Stored dataset items
——————

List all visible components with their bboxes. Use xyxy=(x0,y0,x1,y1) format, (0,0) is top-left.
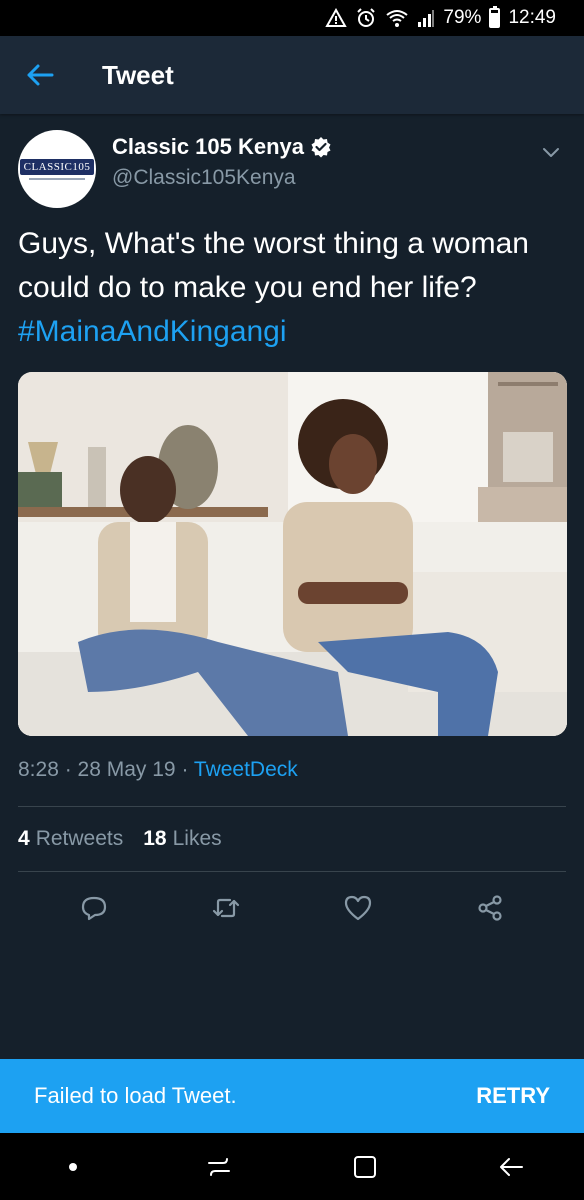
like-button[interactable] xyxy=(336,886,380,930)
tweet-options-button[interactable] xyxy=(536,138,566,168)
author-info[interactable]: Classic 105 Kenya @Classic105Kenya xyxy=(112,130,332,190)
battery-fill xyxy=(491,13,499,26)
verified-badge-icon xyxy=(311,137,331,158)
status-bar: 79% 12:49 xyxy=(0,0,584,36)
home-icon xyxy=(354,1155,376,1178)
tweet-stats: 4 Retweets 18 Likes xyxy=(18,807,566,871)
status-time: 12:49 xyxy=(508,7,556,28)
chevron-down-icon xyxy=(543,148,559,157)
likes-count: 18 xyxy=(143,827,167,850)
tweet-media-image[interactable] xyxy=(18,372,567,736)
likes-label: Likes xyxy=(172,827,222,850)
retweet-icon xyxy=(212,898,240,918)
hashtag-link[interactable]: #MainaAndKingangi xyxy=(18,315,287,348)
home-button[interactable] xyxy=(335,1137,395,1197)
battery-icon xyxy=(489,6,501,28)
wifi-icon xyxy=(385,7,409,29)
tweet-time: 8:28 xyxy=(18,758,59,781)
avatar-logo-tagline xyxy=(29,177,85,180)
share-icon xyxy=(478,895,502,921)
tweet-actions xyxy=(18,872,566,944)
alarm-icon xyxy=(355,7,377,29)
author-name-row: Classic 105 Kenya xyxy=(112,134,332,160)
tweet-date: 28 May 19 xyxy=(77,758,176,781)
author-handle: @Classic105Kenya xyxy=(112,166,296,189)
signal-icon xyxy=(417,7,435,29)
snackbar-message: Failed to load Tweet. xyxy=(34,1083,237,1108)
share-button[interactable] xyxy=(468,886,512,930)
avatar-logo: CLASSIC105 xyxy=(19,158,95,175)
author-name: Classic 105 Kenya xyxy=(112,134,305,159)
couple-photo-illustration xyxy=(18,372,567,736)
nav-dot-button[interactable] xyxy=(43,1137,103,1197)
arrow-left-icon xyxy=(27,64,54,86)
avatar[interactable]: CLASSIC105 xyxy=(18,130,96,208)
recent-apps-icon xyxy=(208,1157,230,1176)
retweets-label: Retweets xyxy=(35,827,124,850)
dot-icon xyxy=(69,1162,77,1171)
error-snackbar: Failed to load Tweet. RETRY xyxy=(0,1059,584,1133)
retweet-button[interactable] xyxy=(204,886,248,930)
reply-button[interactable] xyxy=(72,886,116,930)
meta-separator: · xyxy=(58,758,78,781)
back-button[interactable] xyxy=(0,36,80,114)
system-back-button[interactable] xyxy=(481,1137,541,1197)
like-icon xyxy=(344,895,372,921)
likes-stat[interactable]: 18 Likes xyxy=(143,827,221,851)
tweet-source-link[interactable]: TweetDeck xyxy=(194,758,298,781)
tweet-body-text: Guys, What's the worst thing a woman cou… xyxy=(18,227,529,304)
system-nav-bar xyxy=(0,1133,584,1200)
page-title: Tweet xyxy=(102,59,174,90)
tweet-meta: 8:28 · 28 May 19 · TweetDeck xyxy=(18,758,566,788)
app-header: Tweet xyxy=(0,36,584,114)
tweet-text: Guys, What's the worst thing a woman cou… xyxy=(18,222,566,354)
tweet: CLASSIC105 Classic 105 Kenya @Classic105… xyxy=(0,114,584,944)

——————

Copy the material from the line with "like-button[interactable] xyxy=(336,886,380,930)" to the line with "tweet-date: 28 May 19 xyxy=(77,758,176,781)", putting "clickable" wherever "interactable" appears and leaving everything else the same.

like-button[clickable] xyxy=(336,886,380,930)
tweet-options-button[clickable] xyxy=(536,138,566,168)
author-info[clickable]: Classic 105 Kenya @Classic105Kenya xyxy=(112,130,332,190)
battery-fill xyxy=(491,13,499,26)
verified-badge-icon xyxy=(311,137,331,158)
status-bar: 79% 12:49 xyxy=(0,0,584,36)
home-icon xyxy=(354,1155,376,1178)
tweet-stats: 4 Retweets 18 Likes xyxy=(18,807,566,871)
status-time: 12:49 xyxy=(508,7,556,28)
chevron-down-icon xyxy=(543,148,559,157)
likes-count: 18 xyxy=(143,827,167,850)
tweet-media-image[clickable] xyxy=(18,372,567,736)
likes-label: Likes xyxy=(172,827,222,850)
retweet-icon xyxy=(212,898,240,918)
hashtag-link[clickable]: #MainaAndKingangi xyxy=(18,315,287,348)
home-button[clickable] xyxy=(335,1137,395,1197)
battery-icon xyxy=(489,6,501,28)
wifi-icon xyxy=(385,7,409,29)
tweet-time: 8:28 xyxy=(18,758,59,781)
avatar-logo-tagline xyxy=(29,177,85,180)
share-icon xyxy=(478,895,502,921)
tweet-actions xyxy=(18,872,566,944)
alarm-icon xyxy=(355,7,377,29)
author-name-row: Classic 105 Kenya xyxy=(112,134,332,160)
tweet-date: 28 May 19 xyxy=(77,758,176,781)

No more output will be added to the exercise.